Your goal → Rewrite each of the items below, replacing "sidewall" with "side wall" and leaving everything else unchanged. Omit the pictures from your answer.

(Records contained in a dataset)
** Start **

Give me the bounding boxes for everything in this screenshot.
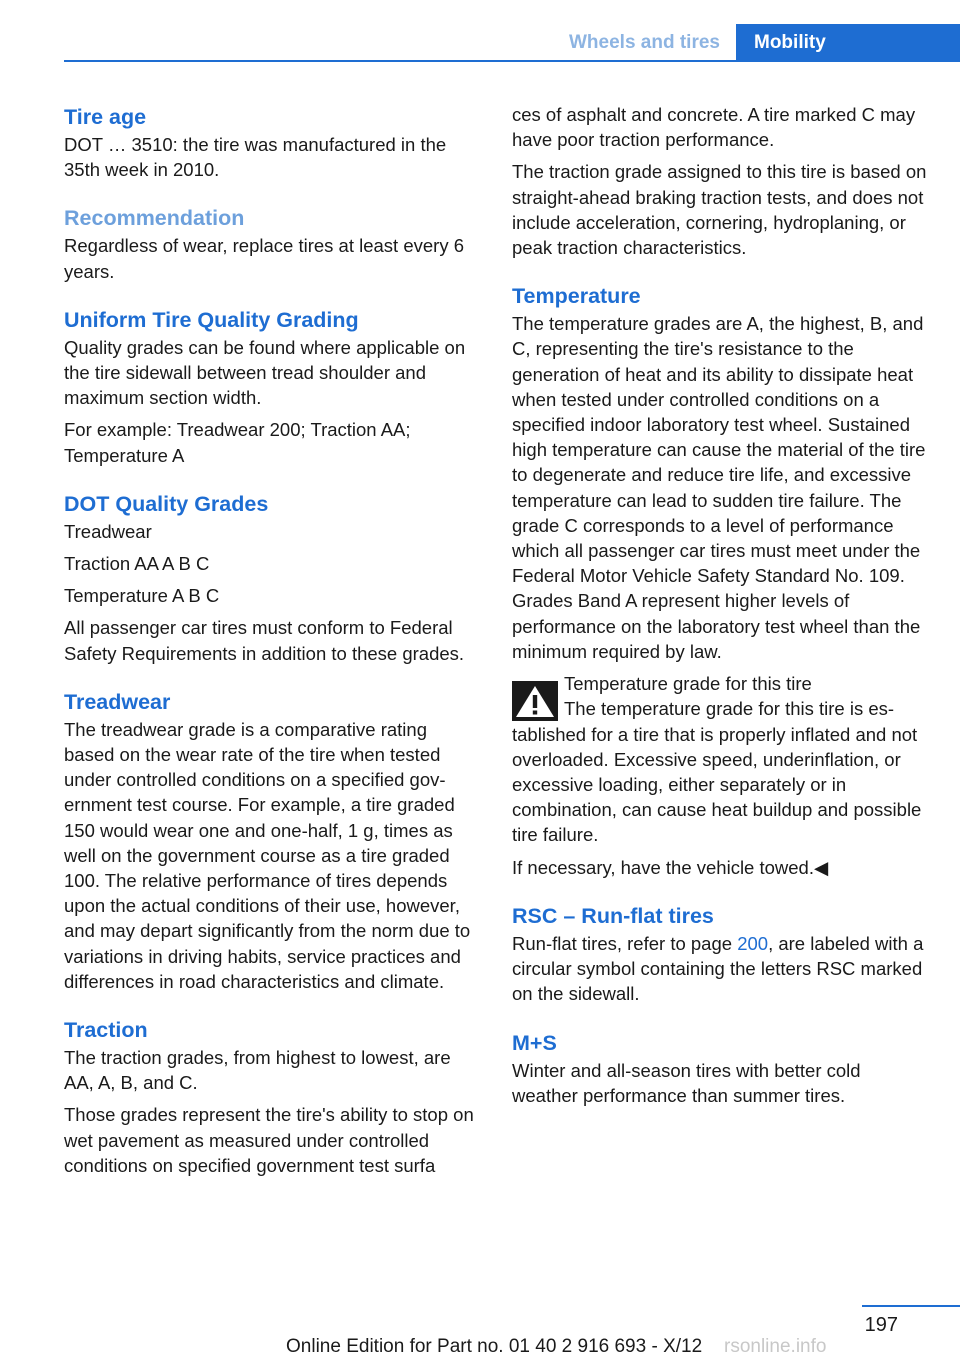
dot-grades-traction: Traction AA A B C	[64, 553, 210, 575]
tire-age-text: DOT … 3510: the tire was manufactured in the 35th week in 2010.	[64, 134, 447, 181]
temperature-text: The temperature grades are A, the highest, B, and C, representing the tire's resistance to the generation of heat and its ability to dissipate heat when tested under controlled conditions on a specified indoor laboratory test wheel. Sustained high temperature can cause the material of the tire to degenerate and reduce tire life, and excessive temperature can lead to sudden tire failure. The grade C corresponds to a level of performance which all passenger car tires must meet under the Federal Motor Vehicle Safety Standard No. 109. Grades Band A represent higher levels of performance on the laboratory test wheel than the minimum required by law.	[512, 313, 926, 662]
header-rule	[64, 60, 960, 62]
dot-grades-text: All passenger car tires must conform to Federal Safety Requirements in addition to these grades.	[64, 617, 465, 664]
utqg-text-2: For example: Treadwear 200; Traction AA; Temperature A	[64, 419, 411, 466]
left-column	[64, 102, 482, 1185]
rsc-text-pre: Run-flat tires, refer to page	[512, 932, 738, 954]
temperature-heading: Temperature	[512, 284, 641, 309]
dot-grades-temperature: Temperature A B C	[64, 585, 220, 607]
warning-end-text: If necessary, have the vehicle towed.◀	[512, 856, 829, 878]
tire-age-heading: Tire age	[64, 105, 147, 129]
utqg-heading: Uniform Tire Quality Grading	[64, 307, 359, 332]
page-200-link[interactable]: 200	[737, 932, 769, 954]
treadwear-text: The treadwear grade is a comparative rating based on the wear rate of the tire when tested under controlled conditions on a specified government test course. For example, a tire graded 150 would wear one and one-half, 1 g, times as well on the government course as a tire graded 100. The relative performance of tires depends upon the actual conditions of their use, however, and may depart significantly from the norm due to variations in driving habits, service practices and differences in road characteristics and climate.	[64, 718, 471, 992]
utqg-text-1: Quality grades can be found where applicable on the tire sidewall between tread shoulder and maximum section width.	[64, 336, 466, 409]
right-column	[512, 102, 930, 1115]
traction-text-2: Those grades represent the tire's ability to stop on wet pavement as measured under controlled conditions on specified government test surfa	[64, 1104, 474, 1176]
ms-heading: M+S	[512, 1030, 557, 1055]
traction-heading: Traction	[64, 1018, 148, 1043]
header-tabs	[553, 24, 960, 62]
warning-text: The temperature grade for this tire is established for a tire that is properly inflated and not overloaded. Excessive speed, underinflation, or excessive loading, either separately or in combination, can cause heat buildup and possible tire failure.	[512, 698, 922, 846]
warning-box	[512, 671, 930, 728]
rsc-text	[512, 931, 930, 1007]
treadwear-heading: Treadwear	[64, 689, 171, 714]
traction-continued-1: ces of asphalt and concrete. A tire marked C may have poor traction performance.	[512, 104, 916, 151]
dot-grades-treadwear: Treadwear	[64, 520, 152, 542]
rsc-text-post: , are labeled with a circular symbol containing the letters RSC marked on the sidewall.	[512, 932, 924, 1005]
warning-triangle-icon	[512, 681, 558, 721]
recommendation-text: Regardless of wear, replace tires at least every 6 years.	[64, 235, 464, 282]
page-number: 197	[864, 1314, 898, 1336]
footer-edition: Online Edition for Part no. 01 40 2 916 693 - X/12	[286, 1336, 703, 1357]
ms-text: Winter and all-season tires with better cold weather performance than summer tires.	[512, 1059, 861, 1106]
rsc-heading: RSC – Run-flat tires	[512, 903, 714, 928]
traction-continued-2: The traction grade assigned to this tire is based on straight-ahead braking traction tests, and does not include acceleration, cornering, hydroplaning, or peak traction characteristics.	[512, 161, 927, 259]
warning-title: Temperature grade for this tire	[564, 673, 812, 695]
header-section-tab[interactable]: Wheels and tires	[553, 24, 736, 62]
header-chapter-tab[interactable]: Mobility	[736, 24, 960, 62]
traction-text-1: The traction grades, from highest to lowest, are AA, A, B, and C.	[64, 1047, 451, 1094]
footer-rule	[862, 1305, 960, 1307]
warning-text-lead	[564, 703, 930, 728]
dot-grades-heading: DOT Quality Grades	[64, 491, 269, 516]
recommendation-heading: Recommendation	[64, 206, 245, 231]
watermark: rsonline.info	[724, 1336, 827, 1357]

** End **

Task solution →
Give me the bounding boxes for everything in this screenshot.
dot-grades-traction: Traction AA A B C	[64, 553, 210, 575]
tire-age-text: DOT … 3510: the tire was manufactured in the 35th week in 2010.	[64, 134, 447, 181]
temperature-text: The temperature grades are A, the highest, B, and C, representing the tire's resistance to the generation of heat and its ability to dissipate heat when tested under controlled conditions on a specified indoor laboratory test wheel. Sustained high temperature can cause the material of the tire to degenerate and reduce tire life, and excessive temperature can lead to sudden tire failure. The grade C corresponds to a level of performance which all passenger car tires must meet under the Federal Motor Vehicle Safety Standard No. 109. Grades Band A represent higher levels of performance on the laboratory test wheel than the minimum required by law.	[512, 313, 926, 662]
header-rule	[64, 60, 960, 62]
dot-grades-text: All passenger car tires must conform to Federal Safety Requirements in addition to these grades.	[64, 617, 465, 664]
utqg-text-2: For example: Treadwear 200; Traction AA; Temperature A	[64, 419, 411, 466]
left-column	[64, 102, 482, 1185]
rsc-text-pre: Run-flat tires, refer to page	[512, 932, 738, 954]
temperature-heading: Temperature	[512, 284, 641, 309]
dot-grades-temperature: Temperature A B C	[64, 585, 220, 607]
warning-end-text: If necessary, have the vehicle towed.◀	[512, 856, 829, 878]
tire-age-heading: Tire age	[64, 105, 147, 129]
utqg-heading: Uniform Tire Quality Grading	[64, 307, 359, 332]
page-200-link[interactable]: 200	[737, 932, 769, 954]
treadwear-text: The treadwear grade is a comparative rating based on the wear rate of the tire when tested under controlled conditions on a specified government test course. For example, a tire graded 150 would wear one and one-half, 1 g, times as well on the government course as a tire graded 100. The relative performance of tires depends upon the actual conditions of their use, however, and may depart significantly from the norm due to variations in driving habits, service practices and differences in road characteristics and climate.	[64, 718, 471, 992]
utqg-text-1: Quality grades can be found where applicable on the tire side wall between tread shoulder and maximum section width.	[64, 336, 466, 409]
right-column	[512, 102, 930, 1115]
traction-text-2: Those grades represent the tire's ability to stop on wet pavement as measured under controlled conditions on specified government test surfa	[64, 1104, 474, 1176]
ms-heading: M+S	[512, 1030, 557, 1055]
traction-heading: Traction	[64, 1018, 148, 1043]
header-tabs	[553, 24, 960, 62]
warning-text: The temperature grade for this tire is established for a tire that is properly inflated and not overloaded. Excessive speed, underinflation, or excessive loading, either separately or in combination, can cause heat buildup and possible tire failure.	[512, 698, 922, 846]
warning-box	[512, 671, 930, 728]
rsc-text	[512, 931, 930, 1007]
treadwear-heading: Treadwear	[64, 689, 171, 714]
traction-continued-1: ces of asphalt and concrete. A tire marked C may have poor traction performance.	[512, 104, 916, 151]
dot-grades-treadwear: Treadwear	[64, 520, 152, 542]
rsc-text-post: , are labeled with a circular symbol containing the letters RSC marked on the side wall.	[512, 932, 924, 1005]
warning-triangle-icon	[512, 681, 558, 721]
recommendation-text: Regardless of wear, replace tires at least every 6 years.	[64, 235, 464, 282]
page-number: 197	[864, 1314, 898, 1336]
footer-edition: Online Edition for Part no. 01 40 2 916 693 - X/12	[286, 1336, 703, 1357]
ms-text: Winter and all-season tires with better cold weather performance than summer tires.	[512, 1059, 861, 1106]
rsc-heading: RSC – Run-flat tires	[512, 903, 714, 928]
traction-continued-2: The traction grade assigned to this tire is based on straight-ahead braking traction tests, and does not include acceleration, cornering, hydroplaning, or peak traction characteristics.	[512, 161, 927, 259]
warning-title: Temperature grade for this tire	[564, 673, 812, 695]
header-section-tab[interactable]: Wheels and tires	[553, 24, 736, 62]
header-chapter-tab[interactable]: Mobility	[736, 24, 960, 62]
traction-text-1: The traction grades, from highest to lowest, are AA, A, B, and C.	[64, 1047, 451, 1094]
footer-rule	[862, 1305, 960, 1307]
warning-text-lead	[564, 703, 930, 728]
dot-grades-heading: DOT Quality Grades	[64, 491, 269, 516]
recommendation-heading: Recommendation	[64, 206, 245, 231]
watermark: rsonline.info	[724, 1336, 827, 1357]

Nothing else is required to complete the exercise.